● GIVEN INSTRUCTION
List each line in which the string "only" appears.

● EXCERPTED DATA
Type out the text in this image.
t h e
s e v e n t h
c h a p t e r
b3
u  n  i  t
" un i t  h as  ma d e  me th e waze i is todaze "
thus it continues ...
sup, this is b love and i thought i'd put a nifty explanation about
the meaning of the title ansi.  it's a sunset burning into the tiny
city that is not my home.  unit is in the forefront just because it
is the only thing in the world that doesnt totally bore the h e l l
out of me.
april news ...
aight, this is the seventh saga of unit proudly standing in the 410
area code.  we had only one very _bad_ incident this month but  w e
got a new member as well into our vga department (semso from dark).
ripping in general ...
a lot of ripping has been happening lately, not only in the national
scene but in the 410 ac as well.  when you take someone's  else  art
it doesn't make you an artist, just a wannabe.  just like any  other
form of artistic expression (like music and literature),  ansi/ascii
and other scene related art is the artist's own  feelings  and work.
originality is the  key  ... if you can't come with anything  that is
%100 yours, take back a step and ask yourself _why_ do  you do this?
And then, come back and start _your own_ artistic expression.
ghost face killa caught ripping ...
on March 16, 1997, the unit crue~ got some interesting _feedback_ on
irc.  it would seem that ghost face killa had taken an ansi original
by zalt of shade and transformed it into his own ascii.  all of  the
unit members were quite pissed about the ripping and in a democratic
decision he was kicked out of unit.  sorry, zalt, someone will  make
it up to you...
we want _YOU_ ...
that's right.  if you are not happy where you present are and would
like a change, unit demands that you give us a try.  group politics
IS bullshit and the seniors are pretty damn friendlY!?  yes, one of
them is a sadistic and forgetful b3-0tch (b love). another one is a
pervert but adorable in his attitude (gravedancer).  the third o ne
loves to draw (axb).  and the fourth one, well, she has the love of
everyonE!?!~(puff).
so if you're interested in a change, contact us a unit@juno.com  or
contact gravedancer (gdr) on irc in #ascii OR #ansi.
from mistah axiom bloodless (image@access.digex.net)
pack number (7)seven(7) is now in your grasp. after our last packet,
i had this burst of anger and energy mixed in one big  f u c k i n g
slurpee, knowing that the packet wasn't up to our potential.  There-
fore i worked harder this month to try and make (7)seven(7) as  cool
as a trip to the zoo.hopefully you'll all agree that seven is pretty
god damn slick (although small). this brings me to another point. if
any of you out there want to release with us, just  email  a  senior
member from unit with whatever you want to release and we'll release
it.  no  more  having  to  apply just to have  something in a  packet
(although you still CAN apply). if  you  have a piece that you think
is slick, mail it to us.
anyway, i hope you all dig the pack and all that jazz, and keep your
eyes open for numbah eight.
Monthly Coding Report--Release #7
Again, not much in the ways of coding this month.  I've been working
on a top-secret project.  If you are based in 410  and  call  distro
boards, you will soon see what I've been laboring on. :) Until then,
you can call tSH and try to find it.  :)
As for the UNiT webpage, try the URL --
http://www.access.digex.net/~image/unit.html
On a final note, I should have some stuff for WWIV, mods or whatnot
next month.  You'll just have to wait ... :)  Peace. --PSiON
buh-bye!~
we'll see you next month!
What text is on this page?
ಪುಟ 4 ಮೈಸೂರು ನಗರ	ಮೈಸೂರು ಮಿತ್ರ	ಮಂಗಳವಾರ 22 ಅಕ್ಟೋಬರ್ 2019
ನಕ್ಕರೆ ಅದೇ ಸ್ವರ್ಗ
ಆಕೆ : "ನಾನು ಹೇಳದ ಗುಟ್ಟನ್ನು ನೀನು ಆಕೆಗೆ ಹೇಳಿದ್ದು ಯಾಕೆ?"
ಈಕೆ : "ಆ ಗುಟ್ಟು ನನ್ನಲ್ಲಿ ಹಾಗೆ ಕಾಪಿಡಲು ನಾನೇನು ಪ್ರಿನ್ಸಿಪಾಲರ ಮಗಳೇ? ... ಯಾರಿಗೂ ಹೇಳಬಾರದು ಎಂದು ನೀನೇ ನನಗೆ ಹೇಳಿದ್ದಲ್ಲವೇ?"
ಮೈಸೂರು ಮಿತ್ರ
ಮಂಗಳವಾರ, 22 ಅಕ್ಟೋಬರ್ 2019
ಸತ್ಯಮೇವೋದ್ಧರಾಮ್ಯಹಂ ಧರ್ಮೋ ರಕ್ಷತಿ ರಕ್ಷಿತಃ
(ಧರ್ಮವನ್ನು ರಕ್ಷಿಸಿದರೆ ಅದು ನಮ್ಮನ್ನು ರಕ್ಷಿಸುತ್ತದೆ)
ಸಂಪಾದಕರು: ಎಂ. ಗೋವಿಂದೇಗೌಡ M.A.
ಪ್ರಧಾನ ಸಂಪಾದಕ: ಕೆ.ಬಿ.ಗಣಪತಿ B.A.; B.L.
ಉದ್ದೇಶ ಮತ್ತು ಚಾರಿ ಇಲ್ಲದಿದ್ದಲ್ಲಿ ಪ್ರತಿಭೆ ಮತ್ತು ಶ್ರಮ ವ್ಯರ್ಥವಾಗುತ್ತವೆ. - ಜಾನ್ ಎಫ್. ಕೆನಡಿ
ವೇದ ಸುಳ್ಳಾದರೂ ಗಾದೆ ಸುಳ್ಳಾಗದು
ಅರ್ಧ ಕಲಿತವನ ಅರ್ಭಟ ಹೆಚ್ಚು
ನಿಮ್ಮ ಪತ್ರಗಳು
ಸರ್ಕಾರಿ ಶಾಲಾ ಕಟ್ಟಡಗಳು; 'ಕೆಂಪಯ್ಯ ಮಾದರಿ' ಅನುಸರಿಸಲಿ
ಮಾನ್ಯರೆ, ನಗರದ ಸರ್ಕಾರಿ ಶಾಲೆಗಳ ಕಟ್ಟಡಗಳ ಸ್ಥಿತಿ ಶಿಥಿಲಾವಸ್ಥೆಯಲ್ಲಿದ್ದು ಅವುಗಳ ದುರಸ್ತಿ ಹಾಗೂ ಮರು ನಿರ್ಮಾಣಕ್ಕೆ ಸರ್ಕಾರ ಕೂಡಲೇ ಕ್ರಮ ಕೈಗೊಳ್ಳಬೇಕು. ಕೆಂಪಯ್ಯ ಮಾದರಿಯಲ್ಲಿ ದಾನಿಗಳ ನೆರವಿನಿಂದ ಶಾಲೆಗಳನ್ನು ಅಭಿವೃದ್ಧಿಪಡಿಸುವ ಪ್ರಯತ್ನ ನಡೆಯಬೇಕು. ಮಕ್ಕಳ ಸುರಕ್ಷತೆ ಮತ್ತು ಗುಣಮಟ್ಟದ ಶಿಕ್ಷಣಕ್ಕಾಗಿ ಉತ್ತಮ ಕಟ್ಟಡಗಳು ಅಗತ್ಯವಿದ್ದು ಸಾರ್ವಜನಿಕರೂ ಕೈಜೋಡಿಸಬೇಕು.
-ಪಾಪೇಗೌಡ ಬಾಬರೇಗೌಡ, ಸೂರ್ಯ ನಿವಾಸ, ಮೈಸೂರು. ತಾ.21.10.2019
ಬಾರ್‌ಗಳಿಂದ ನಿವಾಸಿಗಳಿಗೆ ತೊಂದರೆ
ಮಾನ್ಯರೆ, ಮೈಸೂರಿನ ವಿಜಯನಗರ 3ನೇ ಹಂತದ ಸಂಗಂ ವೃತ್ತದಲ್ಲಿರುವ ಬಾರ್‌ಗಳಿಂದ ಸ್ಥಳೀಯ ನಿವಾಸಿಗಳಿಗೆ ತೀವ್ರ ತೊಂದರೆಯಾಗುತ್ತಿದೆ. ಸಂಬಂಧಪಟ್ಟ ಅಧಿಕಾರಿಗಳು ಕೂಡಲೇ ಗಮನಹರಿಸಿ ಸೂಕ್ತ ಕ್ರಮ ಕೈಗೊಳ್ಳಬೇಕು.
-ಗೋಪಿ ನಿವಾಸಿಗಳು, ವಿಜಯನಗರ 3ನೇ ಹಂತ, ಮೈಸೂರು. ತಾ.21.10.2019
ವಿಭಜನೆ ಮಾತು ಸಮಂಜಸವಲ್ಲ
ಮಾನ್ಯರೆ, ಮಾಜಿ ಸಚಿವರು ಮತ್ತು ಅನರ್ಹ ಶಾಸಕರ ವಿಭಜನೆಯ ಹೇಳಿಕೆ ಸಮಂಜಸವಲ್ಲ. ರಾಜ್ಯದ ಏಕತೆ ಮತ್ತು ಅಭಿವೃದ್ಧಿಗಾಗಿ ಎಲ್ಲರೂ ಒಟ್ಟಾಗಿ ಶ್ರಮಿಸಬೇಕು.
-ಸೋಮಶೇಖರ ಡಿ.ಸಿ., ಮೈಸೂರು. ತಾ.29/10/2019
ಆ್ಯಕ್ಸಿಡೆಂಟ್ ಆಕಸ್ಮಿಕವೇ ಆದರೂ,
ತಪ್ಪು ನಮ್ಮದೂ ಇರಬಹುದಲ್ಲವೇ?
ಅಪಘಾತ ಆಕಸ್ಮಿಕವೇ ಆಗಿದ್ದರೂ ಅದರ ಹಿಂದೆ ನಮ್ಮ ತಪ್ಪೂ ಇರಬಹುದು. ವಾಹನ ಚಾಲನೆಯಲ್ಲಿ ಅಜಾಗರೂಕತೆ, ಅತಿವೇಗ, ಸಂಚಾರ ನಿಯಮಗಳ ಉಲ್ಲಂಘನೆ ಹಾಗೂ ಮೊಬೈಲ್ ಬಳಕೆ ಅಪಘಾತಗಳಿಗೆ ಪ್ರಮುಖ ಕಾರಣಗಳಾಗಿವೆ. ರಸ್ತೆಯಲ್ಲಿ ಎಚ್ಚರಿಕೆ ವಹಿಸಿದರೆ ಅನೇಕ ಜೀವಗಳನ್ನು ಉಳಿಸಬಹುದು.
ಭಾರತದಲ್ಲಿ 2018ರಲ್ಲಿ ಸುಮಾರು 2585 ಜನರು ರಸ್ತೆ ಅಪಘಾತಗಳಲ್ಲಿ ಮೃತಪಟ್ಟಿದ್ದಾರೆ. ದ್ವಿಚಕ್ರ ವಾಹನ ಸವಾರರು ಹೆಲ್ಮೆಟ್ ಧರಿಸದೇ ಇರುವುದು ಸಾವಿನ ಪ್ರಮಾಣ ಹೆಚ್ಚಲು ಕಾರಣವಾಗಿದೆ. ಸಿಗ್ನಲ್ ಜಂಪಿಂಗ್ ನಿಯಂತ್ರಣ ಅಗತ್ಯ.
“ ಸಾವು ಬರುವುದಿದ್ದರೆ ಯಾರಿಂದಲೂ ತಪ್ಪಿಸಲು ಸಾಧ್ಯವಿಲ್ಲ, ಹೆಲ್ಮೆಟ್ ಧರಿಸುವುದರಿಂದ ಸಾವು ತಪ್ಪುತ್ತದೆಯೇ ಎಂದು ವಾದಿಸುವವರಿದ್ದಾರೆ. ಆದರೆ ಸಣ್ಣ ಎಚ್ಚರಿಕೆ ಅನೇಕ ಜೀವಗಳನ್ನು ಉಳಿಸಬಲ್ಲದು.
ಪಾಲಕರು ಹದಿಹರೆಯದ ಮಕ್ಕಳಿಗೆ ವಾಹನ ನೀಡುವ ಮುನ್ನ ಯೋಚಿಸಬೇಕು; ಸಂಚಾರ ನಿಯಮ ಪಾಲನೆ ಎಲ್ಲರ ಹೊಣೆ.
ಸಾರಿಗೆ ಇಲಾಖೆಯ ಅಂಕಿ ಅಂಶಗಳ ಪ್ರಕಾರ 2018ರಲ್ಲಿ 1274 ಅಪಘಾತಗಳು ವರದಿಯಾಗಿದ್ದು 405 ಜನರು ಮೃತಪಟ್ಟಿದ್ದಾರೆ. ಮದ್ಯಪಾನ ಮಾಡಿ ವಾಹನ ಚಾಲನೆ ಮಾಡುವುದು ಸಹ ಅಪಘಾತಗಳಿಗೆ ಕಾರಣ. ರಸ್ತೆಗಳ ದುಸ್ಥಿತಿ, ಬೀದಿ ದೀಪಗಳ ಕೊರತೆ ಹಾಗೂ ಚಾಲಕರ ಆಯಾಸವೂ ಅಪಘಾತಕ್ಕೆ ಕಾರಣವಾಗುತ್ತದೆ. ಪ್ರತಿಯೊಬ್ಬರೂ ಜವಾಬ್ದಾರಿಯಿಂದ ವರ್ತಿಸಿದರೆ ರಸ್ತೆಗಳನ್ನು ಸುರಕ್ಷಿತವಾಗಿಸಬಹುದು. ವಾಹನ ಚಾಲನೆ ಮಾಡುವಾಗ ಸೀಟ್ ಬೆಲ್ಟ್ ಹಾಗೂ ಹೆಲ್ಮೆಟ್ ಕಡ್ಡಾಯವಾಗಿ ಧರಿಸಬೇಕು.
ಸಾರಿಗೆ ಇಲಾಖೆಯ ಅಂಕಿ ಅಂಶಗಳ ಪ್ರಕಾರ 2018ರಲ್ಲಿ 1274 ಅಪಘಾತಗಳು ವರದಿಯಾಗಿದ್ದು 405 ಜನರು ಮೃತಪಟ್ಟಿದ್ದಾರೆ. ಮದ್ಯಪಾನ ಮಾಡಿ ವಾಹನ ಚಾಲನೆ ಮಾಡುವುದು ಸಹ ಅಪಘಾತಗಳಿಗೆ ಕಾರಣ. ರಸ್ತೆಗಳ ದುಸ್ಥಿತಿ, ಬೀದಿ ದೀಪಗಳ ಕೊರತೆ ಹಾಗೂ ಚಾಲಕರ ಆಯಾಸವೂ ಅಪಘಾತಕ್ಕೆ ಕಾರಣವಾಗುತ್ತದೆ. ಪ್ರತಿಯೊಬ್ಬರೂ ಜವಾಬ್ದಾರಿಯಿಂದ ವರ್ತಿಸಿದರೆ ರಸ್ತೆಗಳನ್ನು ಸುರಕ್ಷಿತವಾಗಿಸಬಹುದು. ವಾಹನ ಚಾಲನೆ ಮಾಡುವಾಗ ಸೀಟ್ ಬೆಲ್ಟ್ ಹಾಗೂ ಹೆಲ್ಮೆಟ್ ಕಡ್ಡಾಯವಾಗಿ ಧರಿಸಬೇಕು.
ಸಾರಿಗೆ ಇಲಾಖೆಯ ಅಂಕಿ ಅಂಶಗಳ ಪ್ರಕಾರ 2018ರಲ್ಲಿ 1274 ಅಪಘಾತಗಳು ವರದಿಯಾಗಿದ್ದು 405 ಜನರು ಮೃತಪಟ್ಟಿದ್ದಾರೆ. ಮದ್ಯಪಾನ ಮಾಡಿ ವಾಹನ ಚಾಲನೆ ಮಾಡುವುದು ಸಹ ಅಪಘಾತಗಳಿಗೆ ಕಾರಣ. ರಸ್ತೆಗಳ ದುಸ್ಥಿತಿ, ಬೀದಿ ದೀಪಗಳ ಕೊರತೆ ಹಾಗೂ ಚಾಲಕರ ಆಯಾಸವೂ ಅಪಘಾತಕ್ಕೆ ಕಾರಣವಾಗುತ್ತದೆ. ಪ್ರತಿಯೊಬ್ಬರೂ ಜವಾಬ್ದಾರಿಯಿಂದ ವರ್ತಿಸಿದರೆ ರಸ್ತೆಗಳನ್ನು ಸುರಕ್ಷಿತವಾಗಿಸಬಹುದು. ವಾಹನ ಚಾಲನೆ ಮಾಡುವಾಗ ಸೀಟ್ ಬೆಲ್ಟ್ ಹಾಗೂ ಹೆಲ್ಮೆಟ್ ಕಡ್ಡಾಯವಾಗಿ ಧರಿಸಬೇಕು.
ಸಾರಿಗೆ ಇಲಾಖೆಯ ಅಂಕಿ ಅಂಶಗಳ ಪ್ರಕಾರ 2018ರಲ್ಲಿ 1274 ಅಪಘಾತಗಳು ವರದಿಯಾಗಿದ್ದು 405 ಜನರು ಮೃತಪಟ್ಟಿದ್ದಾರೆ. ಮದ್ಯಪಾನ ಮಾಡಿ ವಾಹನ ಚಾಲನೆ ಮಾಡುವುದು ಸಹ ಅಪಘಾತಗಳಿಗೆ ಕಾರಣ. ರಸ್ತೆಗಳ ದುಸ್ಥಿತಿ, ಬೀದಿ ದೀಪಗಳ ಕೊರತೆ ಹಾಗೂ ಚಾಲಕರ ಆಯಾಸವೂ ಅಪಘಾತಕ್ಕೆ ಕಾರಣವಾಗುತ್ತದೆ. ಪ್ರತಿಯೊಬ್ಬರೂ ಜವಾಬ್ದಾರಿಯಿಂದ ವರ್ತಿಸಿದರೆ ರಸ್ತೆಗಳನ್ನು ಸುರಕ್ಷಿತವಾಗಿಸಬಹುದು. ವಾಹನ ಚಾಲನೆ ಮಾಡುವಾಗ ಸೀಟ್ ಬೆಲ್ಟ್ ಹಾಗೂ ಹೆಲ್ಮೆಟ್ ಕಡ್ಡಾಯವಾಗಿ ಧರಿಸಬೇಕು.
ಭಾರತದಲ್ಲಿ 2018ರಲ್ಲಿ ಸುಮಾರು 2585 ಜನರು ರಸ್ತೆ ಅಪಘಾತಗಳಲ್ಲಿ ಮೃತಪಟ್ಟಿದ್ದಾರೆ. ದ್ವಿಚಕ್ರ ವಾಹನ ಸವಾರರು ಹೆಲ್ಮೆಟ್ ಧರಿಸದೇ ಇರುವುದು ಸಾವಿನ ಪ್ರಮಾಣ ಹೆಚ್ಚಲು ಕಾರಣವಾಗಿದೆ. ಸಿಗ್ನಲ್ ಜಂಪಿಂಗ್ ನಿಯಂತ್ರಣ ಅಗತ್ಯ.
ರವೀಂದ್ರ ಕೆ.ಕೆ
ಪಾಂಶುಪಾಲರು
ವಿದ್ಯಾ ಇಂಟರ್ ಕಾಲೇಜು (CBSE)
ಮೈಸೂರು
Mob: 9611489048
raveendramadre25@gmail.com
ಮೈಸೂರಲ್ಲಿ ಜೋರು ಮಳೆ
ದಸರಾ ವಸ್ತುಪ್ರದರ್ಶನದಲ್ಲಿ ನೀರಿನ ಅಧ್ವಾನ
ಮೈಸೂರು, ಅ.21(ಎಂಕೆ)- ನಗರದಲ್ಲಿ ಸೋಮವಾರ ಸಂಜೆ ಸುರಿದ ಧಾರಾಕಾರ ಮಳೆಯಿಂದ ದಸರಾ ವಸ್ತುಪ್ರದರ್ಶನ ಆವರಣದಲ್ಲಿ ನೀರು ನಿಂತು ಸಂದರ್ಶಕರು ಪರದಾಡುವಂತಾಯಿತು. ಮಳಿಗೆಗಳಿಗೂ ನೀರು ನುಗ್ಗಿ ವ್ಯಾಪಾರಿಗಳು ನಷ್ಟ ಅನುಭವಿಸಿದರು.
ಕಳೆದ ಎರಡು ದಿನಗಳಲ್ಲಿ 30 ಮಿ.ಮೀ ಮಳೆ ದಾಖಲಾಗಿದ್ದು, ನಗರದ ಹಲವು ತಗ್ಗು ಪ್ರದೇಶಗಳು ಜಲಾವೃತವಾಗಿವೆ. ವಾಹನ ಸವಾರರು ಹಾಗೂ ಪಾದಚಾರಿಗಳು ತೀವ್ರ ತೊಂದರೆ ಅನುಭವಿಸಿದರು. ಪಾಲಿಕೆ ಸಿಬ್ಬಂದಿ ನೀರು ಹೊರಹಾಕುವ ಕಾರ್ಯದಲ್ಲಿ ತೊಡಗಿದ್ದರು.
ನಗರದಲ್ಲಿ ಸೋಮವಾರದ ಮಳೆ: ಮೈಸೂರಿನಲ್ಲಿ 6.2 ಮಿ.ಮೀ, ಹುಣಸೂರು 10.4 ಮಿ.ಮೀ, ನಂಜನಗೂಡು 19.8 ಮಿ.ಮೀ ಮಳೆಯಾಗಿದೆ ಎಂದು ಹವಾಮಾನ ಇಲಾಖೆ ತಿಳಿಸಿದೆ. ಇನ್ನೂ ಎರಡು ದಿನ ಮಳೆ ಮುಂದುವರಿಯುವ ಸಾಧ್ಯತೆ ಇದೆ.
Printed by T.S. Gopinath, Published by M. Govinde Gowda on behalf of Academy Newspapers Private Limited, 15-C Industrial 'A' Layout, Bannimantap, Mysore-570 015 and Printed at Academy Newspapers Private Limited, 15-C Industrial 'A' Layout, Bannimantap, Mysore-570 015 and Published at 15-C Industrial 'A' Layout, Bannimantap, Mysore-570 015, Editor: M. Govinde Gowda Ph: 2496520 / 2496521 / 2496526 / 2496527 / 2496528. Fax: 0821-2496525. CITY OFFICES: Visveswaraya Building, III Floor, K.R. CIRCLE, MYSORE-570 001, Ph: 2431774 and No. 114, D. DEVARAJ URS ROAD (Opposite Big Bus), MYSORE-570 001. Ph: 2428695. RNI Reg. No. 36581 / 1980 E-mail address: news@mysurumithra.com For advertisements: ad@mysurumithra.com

● RESPONSE TO THIS EXERCISE
is the only thing in the world that doesnt totally bore the h e l l
area code.  we had only one very _bad_ incident this month but  w e
a lot of ripping has been happening lately, not only in the national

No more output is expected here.